2.1. Collection of Data
Anniston, Alabama, is located approximately 60 miles east of Birmingham and 90 miles west of Atlanta. It is a community of about 23,000 people and is situated in Calhoun County. The specific areas of interest are residential neighborhoods near 23 former and currently operating foundries, highways, and major railroads in the study area, as shown in
Figure 1. Information on physical variables and soil Pb levels is collected from several data sources. A database of soil samples collected from 2000 to 2008 in Anniston was obtained from the US EPA that includes measurement of Pb levels at 9365 sample locations from residential properties. Multiple lead measurements were taken from the upper 3 inches of soil in each location and reported in parts per million (ppm or mg/kg). Pb levels were measured by US EPA method 3050/6010/6020 (ICP-MS: Inductively coupled plasma-mass spectrometry) [
31]. All soil samples had Pb levels above the matrix specific level of quantification, which ranged from 0.5 to 7 ppm.

:: Data lines ::
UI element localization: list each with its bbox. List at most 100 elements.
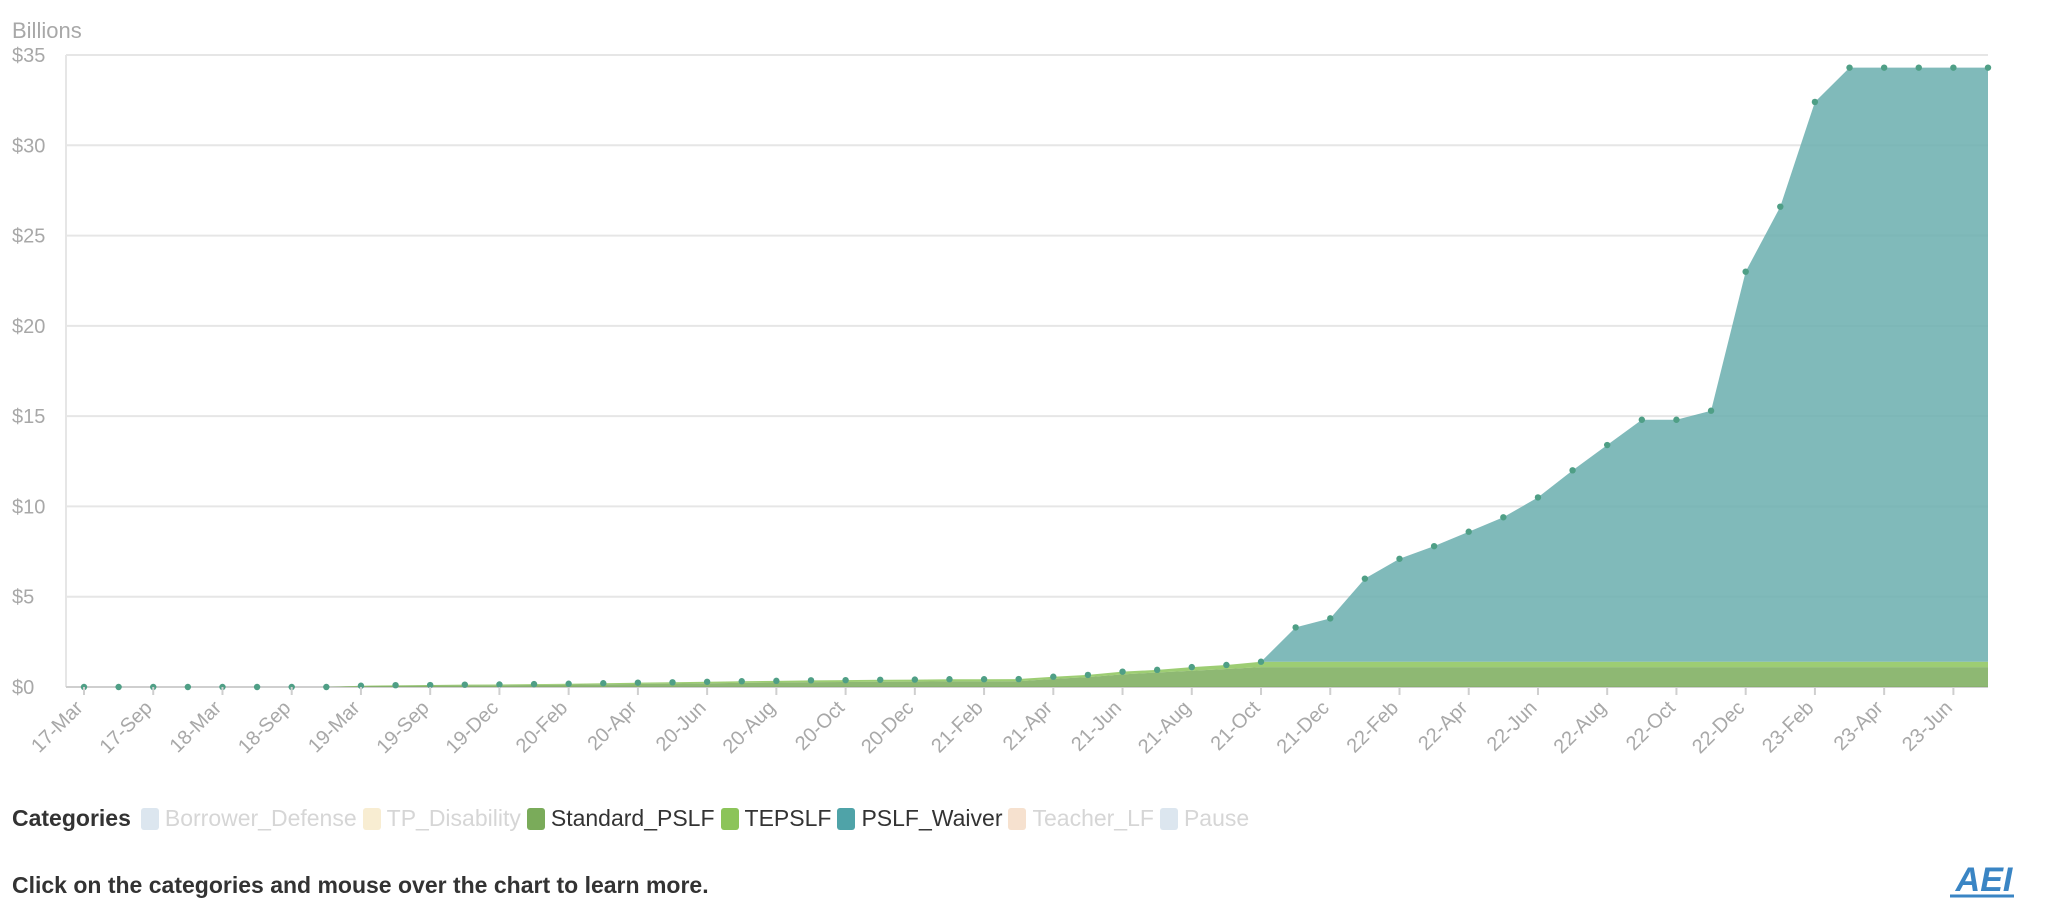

:: Given request 1 ::
Answer these about the data collection section on soil lead in Anniston:
(a) About how far is Anniston from Birmingham?
(b) Over what years were the soil samples in the US EPA database collected?
(c) From what depth of soil were the lead measurements taken?
:: Given request 2 ::
Translate this sentence from the Anniston soil lead section into Spanish: "It is a community of about 23,000 people and is situated in Calhoun County."
:: Given request 3 ::
Carry on the section about collecting soil lead data in Anniston, starting after its last sentence.

:: Output 1 ::
(a) Approximately 60 miles.
(b) From 2000 to 2008.
(c) The upper 3 inches.

:: Output 2 ::
Es una comunidad de unas 23.000 personas y está situada en el condado de Calhoun.

:: Output 3 ::
The latitude and longitude coordinates contained in the database are used to convert the database into a spatial database. To produce a reliable analysis of lead concentrations, the average concentration is computed for each residential property. This process results in averaged soil lead levels at a total of 2717 residential properties.
Two data sources, Digital Elevation Model (DEM) and Soil Survey Geographic Database (SSURGO), are used to extract some of the physical variables shown in
Table 1. Our initial choice of physical variables included those related to distance from 23 foundries within the study region, distance from roads (highways), distance from railroads, distance from ditches, and distance from each stream order, slope, and soil type. Streams are classified in order of first through to ninth; stream order 1 is the smallest of streams and consists of small tributaries while stream order 9 is considered a river. Slope position is divided into six categories; position 1 indicates locations high on the slope, and position 6 indicates locations near the bottom of the slope. All distance measurements are in meters and fourteen soil texture types are summarized in
Table 1. Soil type is also classified into runoff categories (high, medium and low), into three soil hydrology classes (B: silt loam, C: sandy clay loam, D: clay loam) and into four drainage categories (well, somewhat well, moderate, poor). The final merged dataset that is prepared for further regression analyses contained values of these physical variables for soil sample locations.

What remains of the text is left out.